• [Tarefa proposta a]
Reescreva como uma lista JSON de strings, uma por linha e sem linhas em branco, as linhas de anotação de layout entre a que contém "hadith-text: في العَتمةِ" e a que contém "chapter-title-line-2: والتبكير إلى", inclusive.

• [Trecho do documento]

----

DEU EM O ESTADO DE S. PAULO
O mapa eleitoral resultante das eleições de outubro mostra um País politicamente plural, onde as oposições encontram apoio não apenas para exercer o seu papel agora, mas também para aspirar a ser governo, no nível federal, amanhã. Nada que indique a "mexicanização" da cena política brasileira, alusão ao domínio de um só partido, como aconteceu no México por sete décadas, sob o comando do PRI.
Se as "condições objetivas" estão dadas, é preciso, por assim dizer, criar as "condições subjetivas". E para tanto importa repensar (e mudar) a maneira como as oposições fizeram política nos últimos oito anos.
Com oito governadores eleitos, dois deles nos principais Estados da Federação, o PSDB reafirmou-se como o polo de poder alternativo no País, apesar da redução de sua bancada no Congresso, ainda assim expressiva.
Na geografia política brasileira, quando analisada, município a município, conforme a votação de Serra e Dilma, identifica-se um "território tucano" contínuo desde o leste do Rio Grande ao sul do Pará, numa "mancha azul" que coincide, no geral, com as áreas de maior dinamismo econômico. Há também "ilhas azuis" em Roraima e no Acre, por razões políticas locais. A rigor, somente o Nordeste se mostrou terreno inexpugnável, com exceção de algumas poucas capitais.
Um rápido exame do perfil sociológico desse território e desse eleitorado provavelmente revelará uma população heterogênea, mas no geral conectada às atividades mais ligadas ao setor privado e menos dependentes do Estado. No plano das mentalidades, indicará uma preocupação maior que a média com a impessoalidade no trato da coisa pública e com a separação entre o Estado e as organizações partidárias e corporativas. A propósito, foi antes o "affair Erenice" do que a vexatória controvérsia em torno do aborto o fator que quase fez a "mancha azul" se espalhar ainda mais, pondo em risco a vitória da candidata oficial.

----

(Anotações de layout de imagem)
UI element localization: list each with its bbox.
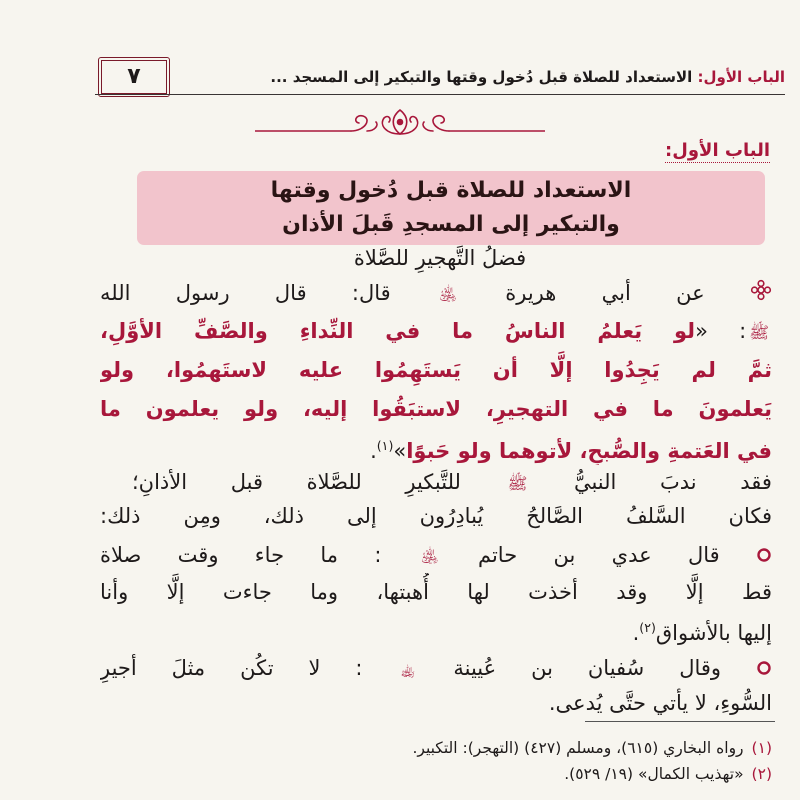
hadith-text: في العَتمةِ والصُّبحِ، لأتوهما ولو حَبوًا xyxy=(406,439,772,463)
running-header-chapter: الباب الأول: xyxy=(697,68,785,86)
hadith-line-4: يَعلمونَ ما في التهجيرِ، لاستبَقُوا إليه، ولو يعلمون ما xyxy=(100,397,772,421)
flower-bullet-icon xyxy=(750,275,772,312)
quote-text: إليها بالأشواق xyxy=(655,621,772,645)
honorific: ﷺ xyxy=(749,323,769,342)
page-number: ٧ xyxy=(98,57,170,97)
running-header-title: الاستعداد للصلاة قبل دُخول وقتها والتبكير إلى المسجد ... xyxy=(270,68,698,86)
chapter-title-line-2: والتبكير إلى المسجدِ قَبلَ الأذان xyxy=(282,212,620,237)
chapter-title-line-1: الاستعداد للصلاة قبل دُخول وقتها xyxy=(270,178,632,203)
footnote-2 xyxy=(100,763,772,785)
quote-text: قال عدي بن حاتم xyxy=(477,543,720,567)
honorific: ﷺ xyxy=(507,474,528,493)
quote-text: : لا تكُن مثلَ أجيرِ xyxy=(100,656,363,680)
hadith-line-2 xyxy=(100,312,772,350)
footnote-ref: (١) xyxy=(376,438,394,453)
footnote-1 xyxy=(100,737,772,759)
paragraph-line-1 xyxy=(132,463,772,501)
paragraph-line-2: فكان السَّلفُ الصَّالحُ يُبادِرُون إلى ذلك، ومِن ذلك: xyxy=(100,504,772,528)
quote2-line-2: السُّوءِ، لا يأتي حتَّى يُدعى. xyxy=(548,691,772,715)
hadith-narrator: عن أبي هريرة xyxy=(505,281,705,305)
footnote-text: «تهذيب الكمال» (١٩/ ٥٢٩). xyxy=(564,765,744,783)
paragraph-text: فقد ندبَ النبيُّ xyxy=(573,470,772,494)
paragraph-text: للتَّبكيرِ للصَّلاة قبل الأذانِ؛ xyxy=(132,470,461,494)
section-subheading: فضلُ التَّهجيرِ للصَّلاة xyxy=(353,246,527,270)
running-header xyxy=(185,68,785,86)
period: . xyxy=(370,439,377,463)
quote1-line-3 xyxy=(100,609,772,647)
chapter-label: الباب الأول: xyxy=(665,140,770,161)
hadith-close-quote: » xyxy=(393,439,407,463)
hadith-line-3: ثمَّ لم يَجِدُوا إلَّا أن يَستَهِمُوا عليه لاستَهمُوا، ولو xyxy=(100,358,772,382)
circle-bullet-icon xyxy=(756,537,772,574)
chapter-title-box xyxy=(137,171,765,245)
footnote-number: (٢) xyxy=(751,765,772,783)
footnote-ref: (٢) xyxy=(639,620,656,635)
quote2-line-1 xyxy=(100,649,772,687)
quote1-line-2: قط إلَّا وقد أخذت لها أُهبتها، وما جاءت إلَّا وأنا xyxy=(100,580,772,604)
footnote-number: (١) xyxy=(751,739,772,757)
honorific: ﵁ xyxy=(439,285,457,304)
quote1-line-1 xyxy=(100,536,772,574)
hadith-line-1 xyxy=(100,274,772,312)
hadith-intro: قال: قال رسول الله xyxy=(100,281,391,305)
quote-text: : ما جاء وقت صلاة xyxy=(100,543,382,567)
header-divider xyxy=(95,94,785,95)
floral-divider-icon xyxy=(255,107,545,139)
honorific: ﵁ xyxy=(420,547,439,566)
quote-text: وقال سُفيان بن عُيينة xyxy=(453,656,722,680)
hadith-text: لو يَعلمُ الناسُ ما في النِّداءِ والصَّفِّ الأوَّلِ، xyxy=(100,319,696,343)
hadith-open-quote: : « xyxy=(695,319,747,343)
circle-bullet-icon xyxy=(756,650,772,687)
footnote-text: رواه البخاري (٦١٥)، ومسلم (٤٢٧) (التهجر): التكبير. xyxy=(412,739,744,757)
period: . xyxy=(632,621,640,645)
honorific: ﵀ xyxy=(400,660,416,679)
hadith-line-5 xyxy=(100,427,772,465)
footnote-divider xyxy=(585,721,775,722)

----

• [Tarefa proposta b]
No artigo sobre o mapa eleitoral, qual região se mostrou terreno inexpugnável?

• [Resposta completa a]
[
  "hadith-text: في العَتمةِ والصُّبحِ، لأتوهما ولو حَبوًا xyxy=(406,439,772,463)",
  "running-header-chapter: الباب الأول: xyxy=(697,68,785,86)",
  "hadith-line-4: يَعلمونَ ما في التهجيرِ، لاستبَقُوا إليه، ولو يعلمون ما xyxy=(100,397,772,421)",
  "flower-bullet-icon xyxy=(750,275,772,312)",
  "quote-text: إليها بالأشواق xyxy=(655,621,772,645)",
  "honorific: ﷺ xyxy=(749,323,769,342)",
  "page-number: ٧ xyxy=(98,57,170,97)",
  "running-header-title: الاستعداد للصلاة قبل دُخول وقتها والتبكير إلى المسجد ... xyxy=(270,68,698,86)",
  "chapter-title-line-2: والتبكير إلى المسجدِ قَبلَ الأذان xyxy=(282,212,620,237)"
]

• [Resposta completa b]
O Nordeste, com exceção de algumas poucas capitais.